What the task asks:
Every record must be repeated exactly, with no omission.

Entries:
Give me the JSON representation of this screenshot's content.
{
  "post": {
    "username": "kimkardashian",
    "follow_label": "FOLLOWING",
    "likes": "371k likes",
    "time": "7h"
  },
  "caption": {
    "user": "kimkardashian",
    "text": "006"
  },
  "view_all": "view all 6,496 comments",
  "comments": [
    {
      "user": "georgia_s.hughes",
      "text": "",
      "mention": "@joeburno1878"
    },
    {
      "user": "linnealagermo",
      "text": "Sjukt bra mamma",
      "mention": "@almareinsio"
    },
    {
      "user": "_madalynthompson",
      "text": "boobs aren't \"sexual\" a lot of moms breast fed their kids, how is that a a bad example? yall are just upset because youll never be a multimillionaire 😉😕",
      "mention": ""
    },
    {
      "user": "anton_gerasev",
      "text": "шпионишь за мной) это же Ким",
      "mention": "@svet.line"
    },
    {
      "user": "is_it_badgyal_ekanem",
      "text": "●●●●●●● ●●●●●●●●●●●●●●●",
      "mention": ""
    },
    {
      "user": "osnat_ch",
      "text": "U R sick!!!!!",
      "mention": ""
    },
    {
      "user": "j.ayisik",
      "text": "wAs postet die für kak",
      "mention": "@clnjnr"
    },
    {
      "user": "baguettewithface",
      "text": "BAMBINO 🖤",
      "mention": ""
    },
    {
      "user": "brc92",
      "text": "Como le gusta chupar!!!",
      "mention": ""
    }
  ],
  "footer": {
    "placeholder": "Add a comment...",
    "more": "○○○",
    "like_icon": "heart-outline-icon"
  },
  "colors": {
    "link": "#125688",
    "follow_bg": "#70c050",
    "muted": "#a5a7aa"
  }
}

Result of the exercise:
Give me the JSON representation of this screenshot's content.
{
  "post": {
    "username": "kimkardashian",
    "follow_label": "FOLLOWING",
    "likes": "371k likes",
    "time": "7h"
  },
  "caption": {
    "user": "kimkardashian",
    "text": "006"
  },
  "view_all": "view all 6,496 comments",
  "comments": [
    {
      "user": "georgia_s.hughes",
      "text": "",
      "mention": "@joeburno1878"
    },
    {
      "user": "linnealagermo",
      "text": "Sjukt bra mamma",
      "mention": "@almareinsio"
    },
    {
      "user": "_madalynthompson",
      "text": "boobs aren't \"sexual\" a lot of moms breast fed their kids, how is that a a bad example? yall are just upset because youll never be a multimillionaire 😉😕",
      "mention": ""
    },
    {
      "user": "anton_gerasev",
      "text": "шпионишь за мной) это же Ким",
      "mention": "@svet.line"
    },
    {
      "user": "is_it_badgyal_ekanem",
      "text": "●●●●●●● ●●●●●●●●●●●●●●●",
      "mention": ""
    },
    {
      "user": "osnat_ch",
      "text": "U R sick!!!!!",
      "mention": ""
    },
    {
      "user": "j.ayisik",
      "text": "wAs postet die für kak",
      "mention": "@clnjnr"
    },
    {
      "user": "baguettewithface",
      "text": "BAMBINO 🖤",
      "mention": ""
    },
    {
      "user": "brc92",
      "text": "Como le gusta chupar!!!",
      "mention": ""
    }
  ],
  "footer": {
    "placeholder": "Add a comment...",
    "more": "○○○",
    "like_icon": "heart-outline-icon"
  },
  "colors": {
    "link": "#125688",
    "follow_bg": "#70c050",
    "muted": "#a5a7aa"
  }
}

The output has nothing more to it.